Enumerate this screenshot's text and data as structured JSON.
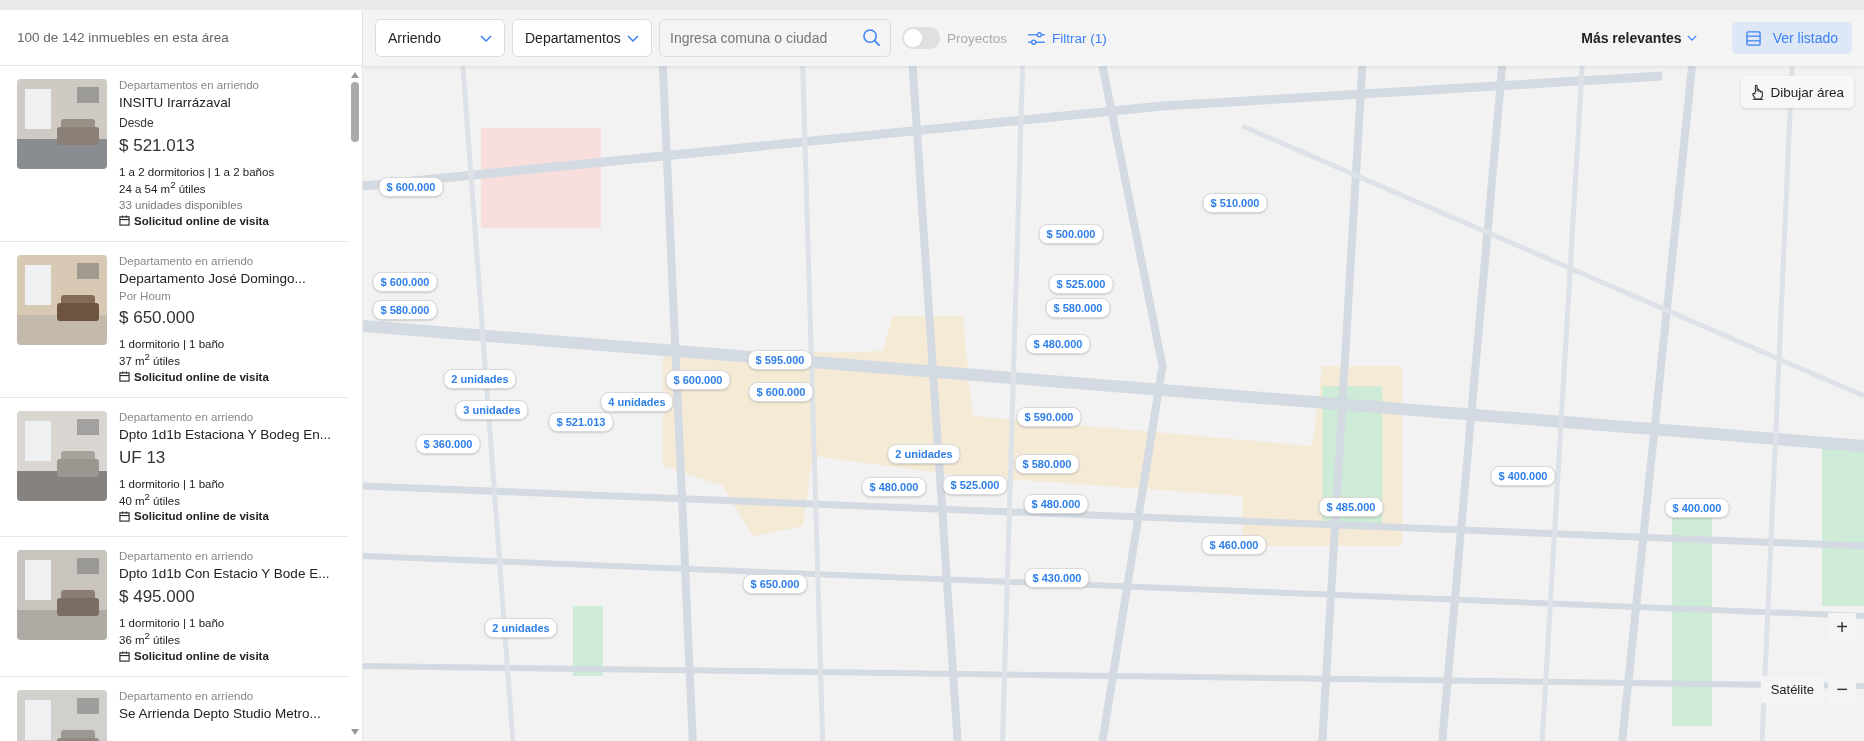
{
  "results_summary": "100 de 142 inmuebles en esta área",
  "listings": [
    {
      "category": "Departamentos en arriendo",
      "title": "INSITU Irarrázaval",
      "price_prefix": "Desde",
      "price": "$ 521.013",
      "rooms": "1 a 2 dormitorios | 1 a 2 baños",
      "area": "24 a 54 m$^{2}$ útiles",
      "availability": "33 unidades disponibles",
      "visit": "Solicitud online de visita"
    },
    {
      "category": "Departamento en arriendo",
      "title": "Departamento José Domingo...",
      "publisher": "Por Houm",
      "price": "$ 650.000",
      "rooms": "1 dormitorio | 1 baño",
      "area": "37 m$^{2}$ útiles",
      "visit": "Solicitud online de visita"
    },
    {
      "category": "Departamento en arriendo",
      "title": "Dpto 1d1b Estaciona Y Bodeg En...",
      "price": "UF 13",
      "rooms": "1 dormitorio | 1 baño",
      "area": "40 m$^{2}$ útiles",
      "visit": "Solicitud online de visita"
    },
    {
      "category": "Departamento en arriendo",
      "title": "Dpto 1d1b Con Estacio Y Bode E...",
      "price": "$ 495.000",
      "rooms": "1 dormitorio | 1 baño",
      "area": "36 m$^{2}$ útiles",
      "visit": "Solicitud online de visita"
    },
    {
      "category": "Departamento en arriendo",
      "title": "Se Arrienda Depto Studio Metro..."
    }
  ],
  "filters": {
    "operation": "Arriendo",
    "property_type": "Departamentos",
    "search": {
      "placeholder": "Ingresa comuna o ciudad"
    },
    "projects_toggle": {
      "label": "Proyectos",
      "on": false
    },
    "filter_button": "Filtrar (1)"
  },
  "sort": "Más relevantes",
  "view_list_button": "Ver listado",
  "map": {
    "kind": "picture",
    "draw_area_button": "Dibujar área",
    "zoom_in": "+",
    "zoom_out": "−",
    "satellite_button": "Satélite",
    "pins": [
      "$ 600.000",
      "$ 600.000",
      "$ 580.000",
      "$ 500.000",
      "$ 525.000",
      "$ 580.000",
      "$ 480.000",
      "$ 510.000",
      "2 unidades",
      "3 unidades",
      "$ 521.013",
      "4 unidades",
      "$ 600.000",
      "$ 595.000",
      "$ 600.000",
      "$ 360.000",
      "$ 590.000",
      "2 unidades",
      "$ 580.000",
      "$ 480.000",
      "$ 525.000",
      "$ 480.000",
      "$ 485.000",
      "$ 460.000",
      "$ 400.000",
      "$ 400.000",
      "$ 650.000",
      "$ 430.000",
      "2 unidades"
    ]
  }
}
══════════════════════════════
In the data above, how many lines contain the string "Departamentos"? Answer with the number only.

* [Written answer]:
2